### Exercise description
Reproduce each of the following records character for character, keeping every line in its original order.

# START OF Data to use

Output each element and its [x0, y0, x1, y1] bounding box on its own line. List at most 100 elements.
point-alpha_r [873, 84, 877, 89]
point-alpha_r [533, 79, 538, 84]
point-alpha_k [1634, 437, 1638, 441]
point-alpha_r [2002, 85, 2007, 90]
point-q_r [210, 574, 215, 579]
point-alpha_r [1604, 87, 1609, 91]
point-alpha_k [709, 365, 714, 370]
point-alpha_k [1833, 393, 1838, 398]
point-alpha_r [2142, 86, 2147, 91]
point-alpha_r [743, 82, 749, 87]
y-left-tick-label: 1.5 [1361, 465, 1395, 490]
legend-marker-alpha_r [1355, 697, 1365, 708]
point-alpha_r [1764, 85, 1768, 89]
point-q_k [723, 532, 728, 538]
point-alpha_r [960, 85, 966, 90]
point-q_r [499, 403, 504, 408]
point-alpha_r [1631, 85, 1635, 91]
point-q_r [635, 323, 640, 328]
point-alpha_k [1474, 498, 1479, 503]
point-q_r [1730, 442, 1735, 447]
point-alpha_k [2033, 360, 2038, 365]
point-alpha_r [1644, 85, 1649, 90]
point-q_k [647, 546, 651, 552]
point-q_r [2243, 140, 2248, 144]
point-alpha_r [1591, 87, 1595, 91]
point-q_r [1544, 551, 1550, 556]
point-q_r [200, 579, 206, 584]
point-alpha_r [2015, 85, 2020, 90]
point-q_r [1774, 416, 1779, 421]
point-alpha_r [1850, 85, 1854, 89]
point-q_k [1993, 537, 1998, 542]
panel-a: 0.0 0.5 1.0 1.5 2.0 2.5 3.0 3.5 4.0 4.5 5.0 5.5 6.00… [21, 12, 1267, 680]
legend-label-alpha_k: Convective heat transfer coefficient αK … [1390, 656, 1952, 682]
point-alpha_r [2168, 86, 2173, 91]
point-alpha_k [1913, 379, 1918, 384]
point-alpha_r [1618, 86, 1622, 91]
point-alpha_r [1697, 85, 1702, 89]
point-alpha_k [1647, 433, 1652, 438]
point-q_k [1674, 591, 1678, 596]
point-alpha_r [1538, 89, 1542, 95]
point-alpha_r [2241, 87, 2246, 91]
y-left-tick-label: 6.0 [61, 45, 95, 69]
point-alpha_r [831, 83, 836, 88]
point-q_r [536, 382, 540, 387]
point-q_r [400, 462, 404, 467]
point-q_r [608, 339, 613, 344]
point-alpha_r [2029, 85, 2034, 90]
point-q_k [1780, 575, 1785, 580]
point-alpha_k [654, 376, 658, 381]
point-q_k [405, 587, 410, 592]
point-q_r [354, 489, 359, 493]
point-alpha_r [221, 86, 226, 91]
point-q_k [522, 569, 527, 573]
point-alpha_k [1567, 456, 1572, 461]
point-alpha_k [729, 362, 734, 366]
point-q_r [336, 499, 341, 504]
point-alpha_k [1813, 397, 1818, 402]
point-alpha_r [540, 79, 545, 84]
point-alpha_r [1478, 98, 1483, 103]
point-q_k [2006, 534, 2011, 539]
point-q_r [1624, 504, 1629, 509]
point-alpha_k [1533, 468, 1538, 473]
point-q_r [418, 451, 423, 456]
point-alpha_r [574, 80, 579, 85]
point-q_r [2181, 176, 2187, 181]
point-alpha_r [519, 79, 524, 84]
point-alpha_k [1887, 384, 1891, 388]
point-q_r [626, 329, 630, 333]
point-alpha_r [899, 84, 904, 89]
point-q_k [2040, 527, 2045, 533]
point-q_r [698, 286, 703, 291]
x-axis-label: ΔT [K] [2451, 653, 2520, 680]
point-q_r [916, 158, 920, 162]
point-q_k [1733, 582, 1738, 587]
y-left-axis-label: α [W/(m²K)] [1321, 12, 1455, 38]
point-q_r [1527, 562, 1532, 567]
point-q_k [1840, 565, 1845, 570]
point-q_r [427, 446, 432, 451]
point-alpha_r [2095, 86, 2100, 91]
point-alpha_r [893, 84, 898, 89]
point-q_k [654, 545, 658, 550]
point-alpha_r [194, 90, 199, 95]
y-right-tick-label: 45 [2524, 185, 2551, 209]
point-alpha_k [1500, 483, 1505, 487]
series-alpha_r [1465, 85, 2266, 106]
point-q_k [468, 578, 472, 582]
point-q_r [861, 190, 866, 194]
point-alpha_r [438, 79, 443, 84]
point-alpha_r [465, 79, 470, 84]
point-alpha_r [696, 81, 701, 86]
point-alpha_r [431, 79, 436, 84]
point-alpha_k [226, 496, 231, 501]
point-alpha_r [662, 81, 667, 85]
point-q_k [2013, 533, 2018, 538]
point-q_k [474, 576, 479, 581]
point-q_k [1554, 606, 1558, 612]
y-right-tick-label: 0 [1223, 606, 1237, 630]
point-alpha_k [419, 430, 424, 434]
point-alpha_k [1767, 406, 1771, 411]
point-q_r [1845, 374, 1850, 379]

# END OF Data to use

### Worked answer
Output each element and its [x0, y0, x1, y1] bounding box on its own line. List at most 100 elements.
point-alpha_r [873, 84, 877, 89]
point-alpha_r [533, 79, 538, 84]
point-alpha_k [1634, 437, 1638, 441]
point-alpha_r [2002, 85, 2007, 90]
point-q_r [210, 574, 215, 579]
point-alpha_r [1604, 87, 1609, 91]
point-alpha_k [709, 365, 714, 370]
point-alpha_k [1833, 393, 1838, 398]
point-alpha_r [2142, 86, 2147, 91]
point-alpha_r [743, 82, 749, 87]
y-left-tick-label: 1.5 [1361, 465, 1395, 490]
legend-marker-alpha_r [1355, 697, 1365, 708]
point-alpha_r [1764, 85, 1768, 89]
point-q_k [723, 532, 728, 538]
point-alpha_r [960, 85, 966, 90]
point-q_r [499, 403, 504, 408]
point-alpha_r [1631, 85, 1635, 91]
point-q_r [635, 323, 640, 328]
point-alpha_k [1474, 498, 1479, 503]
point-q_r [1730, 442, 1735, 447]
point-alpha_k [2033, 360, 2038, 365]
point-alpha_r [1644, 85, 1649, 90]
point-q_k [647, 546, 651, 552]
point-q_r [2243, 140, 2248, 144]
point-alpha_r [1591, 87, 1595, 91]
point-q_r [1544, 551, 1550, 556]
point-q_r [200, 579, 206, 584]
point-alpha_r [2015, 85, 2020, 90]
point-q_r [1774, 416, 1779, 421]
point-alpha_r [1850, 85, 1854, 89]
point-q_k [1993, 537, 1998, 542]
panel-a: 0.0 0.5 1.0 1.5 2.0 2.5 3.0 3.5 4.0 4.5 5.0 5.5 6.00… [21, 12, 1267, 680]
legend-label-alpha_k: Convective heat transfer coefficient αK … [1390, 656, 1952, 682]
point-alpha_r [2168, 86, 2173, 91]
point-alpha_k [1913, 379, 1918, 384]
point-alpha_r [1618, 86, 1622, 91]
point-alpha_r [1697, 85, 1702, 89]
point-alpha_k [1647, 433, 1652, 438]
point-q_k [1674, 591, 1678, 596]
point-alpha_r [1538, 89, 1542, 95]
point-alpha_r [2241, 87, 2246, 91]
y-left-tick-label: 6.0 [61, 45, 95, 69]
point-alpha_r [831, 83, 836, 88]
point-q_r [536, 382, 540, 387]
point-q_r [400, 462, 404, 467]
point-q_r [608, 339, 613, 344]
point-alpha_r [2029, 85, 2034, 90]
point-q_k [1780, 575, 1785, 580]
point-alpha_k [654, 376, 658, 381]
point-q_k [405, 587, 410, 592]
point-q_r [354, 489, 359, 493]
point-alpha_r [221, 86, 226, 91]
point-q_k [522, 569, 527, 573]
point-alpha_k [1567, 456, 1572, 461]
point-alpha_k [729, 362, 734, 366]
point-q_r [336, 499, 341, 504]
point-alpha_k [1813, 397, 1818, 402]
point-alpha_r [540, 79, 545, 84]
point-alpha_r [1478, 98, 1483, 103]
point-q_k [2006, 534, 2011, 539]
point-q_r [1624, 504, 1629, 509]
point-alpha_k [1533, 468, 1538, 473]
point-q_r [418, 451, 423, 456]
point-alpha_r [574, 80, 579, 85]
point-q_r [2181, 176, 2187, 181]
point-alpha_r [519, 79, 524, 84]
point-alpha_k [1887, 384, 1891, 388]
point-q_r [626, 329, 630, 333]
point-alpha_r [899, 84, 904, 89]
point-q_k [2040, 527, 2045, 533]
point-q_r [698, 286, 703, 291]
x-axis-label: ΔT [K] [2451, 653, 2520, 680]
point-q_r [916, 158, 920, 162]
point-q_k [1733, 582, 1738, 587]
y-left-axis-label: α [W/(m²K)] [1321, 12, 1455, 38]
point-q_r [1527, 562, 1532, 567]
point-q_k [1840, 565, 1845, 570]
point-q_r [427, 446, 432, 451]
point-alpha_r [2095, 86, 2100, 91]
point-alpha_r [893, 84, 898, 89]
point-q_k [654, 545, 658, 550]
point-alpha_r [194, 90, 199, 95]
y-right-tick-label: 45 [2524, 185, 2551, 209]
point-alpha_k [1500, 483, 1505, 487]
series-alpha_r [1465, 85, 2266, 106]
point-q_k [468, 578, 472, 582]
point-q_r [861, 190, 866, 194]
point-alpha_r [438, 79, 443, 84]
point-alpha_r [465, 79, 470, 84]
point-alpha_r [696, 81, 701, 86]
point-alpha_r [431, 79, 436, 84]
point-alpha_k [226, 496, 231, 501]
point-alpha_r [662, 81, 667, 85]
point-q_k [2013, 533, 2018, 538]
point-q_k [474, 576, 479, 581]
point-q_k [1554, 606, 1558, 612]
y-right-tick-label: 0 [1223, 606, 1237, 630]
point-alpha_k [419, 430, 424, 434]
point-alpha_k [1767, 406, 1771, 411]
point-q_r [1845, 374, 1850, 379]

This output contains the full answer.